### [GIVEN EXERCISE]
Copy out all of the data below with no alterations.

### [AVAILABLE RECORDS]
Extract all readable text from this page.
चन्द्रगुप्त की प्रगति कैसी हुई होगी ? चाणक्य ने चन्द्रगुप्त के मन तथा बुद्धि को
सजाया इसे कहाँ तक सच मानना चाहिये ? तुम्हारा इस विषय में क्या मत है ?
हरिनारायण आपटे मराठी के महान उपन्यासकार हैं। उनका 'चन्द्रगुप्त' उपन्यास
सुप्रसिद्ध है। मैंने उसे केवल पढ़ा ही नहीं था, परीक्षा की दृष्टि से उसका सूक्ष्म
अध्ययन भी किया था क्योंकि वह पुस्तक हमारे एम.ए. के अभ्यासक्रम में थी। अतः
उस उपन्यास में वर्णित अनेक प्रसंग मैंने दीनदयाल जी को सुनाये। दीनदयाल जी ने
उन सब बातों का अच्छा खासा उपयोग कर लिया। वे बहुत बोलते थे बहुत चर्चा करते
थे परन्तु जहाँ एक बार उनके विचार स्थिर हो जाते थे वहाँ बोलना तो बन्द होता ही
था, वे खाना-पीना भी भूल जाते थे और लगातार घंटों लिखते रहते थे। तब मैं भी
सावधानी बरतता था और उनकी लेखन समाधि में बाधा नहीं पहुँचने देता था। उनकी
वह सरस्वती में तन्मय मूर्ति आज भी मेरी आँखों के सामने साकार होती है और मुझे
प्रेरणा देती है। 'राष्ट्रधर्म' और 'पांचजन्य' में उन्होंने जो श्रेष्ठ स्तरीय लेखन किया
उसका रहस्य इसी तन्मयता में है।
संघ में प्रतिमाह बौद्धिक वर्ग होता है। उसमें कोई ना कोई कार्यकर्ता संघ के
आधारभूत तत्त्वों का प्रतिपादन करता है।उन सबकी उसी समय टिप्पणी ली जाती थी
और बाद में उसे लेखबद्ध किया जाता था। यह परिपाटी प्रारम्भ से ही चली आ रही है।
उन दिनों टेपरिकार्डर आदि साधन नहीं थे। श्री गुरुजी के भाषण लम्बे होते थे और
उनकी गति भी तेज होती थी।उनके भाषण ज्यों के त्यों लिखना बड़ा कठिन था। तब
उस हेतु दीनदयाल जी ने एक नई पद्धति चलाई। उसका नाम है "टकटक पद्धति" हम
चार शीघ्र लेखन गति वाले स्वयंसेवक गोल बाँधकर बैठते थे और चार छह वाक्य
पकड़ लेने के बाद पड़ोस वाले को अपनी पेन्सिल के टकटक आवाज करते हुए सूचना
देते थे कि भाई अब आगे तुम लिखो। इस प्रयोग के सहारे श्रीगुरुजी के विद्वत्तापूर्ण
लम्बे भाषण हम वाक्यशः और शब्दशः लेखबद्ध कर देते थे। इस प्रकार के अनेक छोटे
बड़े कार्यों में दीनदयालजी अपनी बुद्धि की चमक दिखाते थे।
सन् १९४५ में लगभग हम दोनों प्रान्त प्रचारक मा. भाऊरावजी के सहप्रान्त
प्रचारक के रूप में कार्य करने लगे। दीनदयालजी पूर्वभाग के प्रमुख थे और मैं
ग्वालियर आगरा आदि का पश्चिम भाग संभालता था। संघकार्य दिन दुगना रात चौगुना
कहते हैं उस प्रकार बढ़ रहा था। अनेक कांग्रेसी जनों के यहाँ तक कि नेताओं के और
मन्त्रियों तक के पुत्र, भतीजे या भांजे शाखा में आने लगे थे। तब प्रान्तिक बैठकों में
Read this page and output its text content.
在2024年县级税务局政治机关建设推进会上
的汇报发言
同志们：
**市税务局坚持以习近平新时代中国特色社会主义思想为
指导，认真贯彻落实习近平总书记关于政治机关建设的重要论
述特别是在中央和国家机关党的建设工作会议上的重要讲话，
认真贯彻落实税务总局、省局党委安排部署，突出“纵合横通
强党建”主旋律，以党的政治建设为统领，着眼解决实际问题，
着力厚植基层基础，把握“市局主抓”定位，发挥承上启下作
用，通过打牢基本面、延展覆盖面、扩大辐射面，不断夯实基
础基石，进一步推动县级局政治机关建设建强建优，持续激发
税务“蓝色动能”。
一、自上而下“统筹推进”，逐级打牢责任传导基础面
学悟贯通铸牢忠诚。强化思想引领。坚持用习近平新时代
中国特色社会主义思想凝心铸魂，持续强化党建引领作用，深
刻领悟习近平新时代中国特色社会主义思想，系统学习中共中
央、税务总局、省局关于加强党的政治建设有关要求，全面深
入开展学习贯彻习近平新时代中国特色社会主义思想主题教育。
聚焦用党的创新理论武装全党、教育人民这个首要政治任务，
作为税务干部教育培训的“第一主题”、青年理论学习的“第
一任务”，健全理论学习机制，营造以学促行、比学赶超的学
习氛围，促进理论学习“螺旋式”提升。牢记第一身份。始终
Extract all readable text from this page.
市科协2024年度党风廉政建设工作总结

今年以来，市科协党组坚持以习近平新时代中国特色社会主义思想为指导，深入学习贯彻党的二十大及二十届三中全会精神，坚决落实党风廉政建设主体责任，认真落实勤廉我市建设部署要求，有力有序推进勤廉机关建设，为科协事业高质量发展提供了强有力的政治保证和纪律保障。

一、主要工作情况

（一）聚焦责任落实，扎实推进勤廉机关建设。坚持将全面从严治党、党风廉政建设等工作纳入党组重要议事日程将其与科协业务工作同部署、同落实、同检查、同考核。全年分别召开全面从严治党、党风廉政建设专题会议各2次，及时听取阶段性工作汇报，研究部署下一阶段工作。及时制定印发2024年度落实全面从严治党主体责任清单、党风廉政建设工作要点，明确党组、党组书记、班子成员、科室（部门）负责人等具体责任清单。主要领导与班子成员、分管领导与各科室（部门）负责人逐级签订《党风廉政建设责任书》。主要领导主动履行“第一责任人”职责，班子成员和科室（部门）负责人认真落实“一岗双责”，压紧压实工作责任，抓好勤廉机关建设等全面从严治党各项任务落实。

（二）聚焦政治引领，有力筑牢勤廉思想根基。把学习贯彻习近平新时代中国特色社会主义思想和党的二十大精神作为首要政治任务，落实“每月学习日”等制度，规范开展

### [EXERCISE SOLUTION]
Extract all readable text from this page.
चन्द्रगुप्त की प्रगति कैसी हुई होगी ? चाणक्य ने चन्द्रगुप्त के मन तथा बुद्धि को
सजाया इसे कहाँ तक सच मानना चाहिये ? तुम्हारा इस विषय में क्या मत है ?
हरिनारायण आपटे मराठी के महान उपन्यासकार हैं। उनका 'चन्द्रगुप्त' उपन्यास
सुप्रसिद्ध है। मैंने उसे केवल पढ़ा ही नहीं था, परीक्षा की दृष्टि से उसका सूक्ष्म
अध्ययन भी किया था क्योंकि वह पुस्तक हमारे एम.ए. के अभ्यासक्रम में थी। अतः
उस उपन्यास में वर्णित अनेक प्रसंग मैंने दीनदयाल जी को सुनाये। दीनदयाल जी ने
उन सब बातों का अच्छा खासा उपयोग कर लिया। वे बहुत बोलते थे बहुत चर्चा करते
थे परन्तु जहाँ एक बार उनके विचार स्थिर हो जाते थे वहाँ बोलना तो बन्द होता ही
था, वे खाना-पीना भी भूल जाते थे और लगातार घंटों लिखते रहते थे। तब मैं भी
सावधानी बरतता था और उनकी लेखन समाधि में बाधा नहीं पहुँचने देता था। उनकी
वह सरस्वती में तन्मय मूर्ति आज भी मेरी आँखों के सामने साकार होती है और मुझे
प्रेरणा देती है। 'राष्ट्रधर्म' और 'पांचजन्य' में उन्होंने जो श्रेष्ठ स्तरीय लेखन किया
उसका रहस्य इसी तन्मयता में है।
संघ में प्रतिमाह बौद्धिक वर्ग होता है। उसमें कोई ना कोई कार्यकर्ता संघ के
आधारभूत तत्त्वों का प्रतिपादन करता है।उन सबकी उसी समय टिप्पणी ली जाती थी
और बाद में उसे लेखबद्ध किया जाता था। यह परिपाटी प्रारम्भ से ही चली आ रही है।
उन दिनों टेपरिकार्डर आदि साधन नहीं थे। श्री गुरुजी के भाषण लम्बे होते थे और
उनकी गति भी तेज होती थी।उनके भाषण ज्यों के त्यों लिखना बड़ा कठिन था। तब
उस हेतु दीनदयाल जी ने एक नई पद्धति चलाई। उसका नाम है "टकटक पद्धति" हम
चार शीघ्र लेखन गति वाले स्वयंसेवक गोल बाँधकर बैठते थे और चार छह वाक्य
पकड़ लेने के बाद पड़ोस वाले को अपनी पेन्सिल के टकटक आवाज करते हुए सूचना
देते थे कि भाई अब आगे तुम लिखो। इस प्रयोग के सहारे श्रीगुरुजी के विद्वत्तापूर्ण
लम्बे भाषण हम वाक्यशः और शब्दशः लेखबद्ध कर देते थे। इस प्रकार के अनेक छोटे
बड़े कार्यों में दीनदयालजी अपनी बुद्धि की चमक दिखाते थे।
सन् १९४५ में लगभग हम दोनों प्रान्त प्रचारक मा. भाऊरावजी के सहप्रान्त
प्रचारक के रूप में कार्य करने लगे। दीनदयालजी पूर्वभाग के प्रमुख थे और मैं
ग्वालियर आगरा आदि का पश्चिम भाग संभालता था। संघकार्य दिन दुगना रात चौगुना
कहते हैं उस प्रकार बढ़ रहा था। अनेक कांग्रेसी जनों के यहाँ तक कि नेताओं के और
मन्त्रियों तक के पुत्र, भतीजे या भांजे शाखा में आने लगे थे। तब प्रान्तिक बैठकों में
Read this page and output its text content.
在2024年县级税务局政治机关建设推进会上
的汇报发言
同志们：
**市税务局坚持以习近平新时代中国特色社会主义思想为
指导，认真贯彻落实习近平总书记关于政治机关建设的重要论
述特别是在中央和国家机关党的建设工作会议上的重要讲话，
认真贯彻落实税务总局、省局党委安排部署，突出“纵合横通
强党建”主旋律，以党的政治建设为统领，着眼解决实际问题，
着力厚植基层基础，把握“市局主抓”定位，发挥承上启下作
用，通过打牢基本面、延展覆盖面、扩大辐射面，不断夯实基
础基石，进一步推动县级局政治机关建设建强建优，持续激发
税务“蓝色动能”。
一、自上而下“统筹推进”，逐级打牢责任传导基础面
学悟贯通铸牢忠诚。强化思想引领。坚持用习近平新时代
中国特色社会主义思想凝心铸魂，持续强化党建引领作用，深
刻领悟习近平新时代中国特色社会主义思想，系统学习中共中
央、税务总局、省局关于加强党的政治建设有关要求，全面深
入开展学习贯彻习近平新时代中国特色社会主义思想主题教育。
聚焦用党的创新理论武装全党、教育人民这个首要政治任务，
作为税务干部教育培训的“第一主题”、青年理论学习的“第
一任务”，健全理论学习机制，营造以学促行、比学赶超的学
习氛围，促进理论学习“螺旋式”提升。牢记第一身份。始终
Extract all readable text from this page.
市科协2024年度党风廉政建设工作总结

今年以来，市科协党组坚持以习近平新时代中国特色社会主义思想为指导，深入学习贯彻党的二十大及二十届三中全会精神，坚决落实党风廉政建设主体责任，认真落实勤廉我市建设部署要求，有力有序推进勤廉机关建设，为科协事业高质量发展提供了强有力的政治保证和纪律保障。

一、主要工作情况

（一）聚焦责任落实，扎实推进勤廉机关建设。坚持将全面从严治党、党风廉政建设等工作纳入党组重要议事日程将其与科协业务工作同部署、同落实、同检查、同考核。全年分别召开全面从严治党、党风廉政建设专题会议各2次，及时听取阶段性工作汇报，研究部署下一阶段工作。及时制定印发2024年度落实全面从严治党主体责任清单、党风廉政建设工作要点，明确党组、党组书记、班子成员、科室（部门）负责人等具体责任清单。主要领导与班子成员、分管领导与各科室（部门）负责人逐级签订《党风廉政建设责任书》。主要领导主动履行“第一责任人”职责，班子成员和科室（部门）负责人认真落实“一岗双责”，压紧压实工作责任，抓好勤廉机关建设等全面从严治党各项任务落实。

（二）聚焦政治引领，有力筑牢勤廉思想根基。把学习贯彻习近平新时代中国特色社会主义思想和党的二十大精神作为首要政治任务，落实“每月学习日”等制度，规范开展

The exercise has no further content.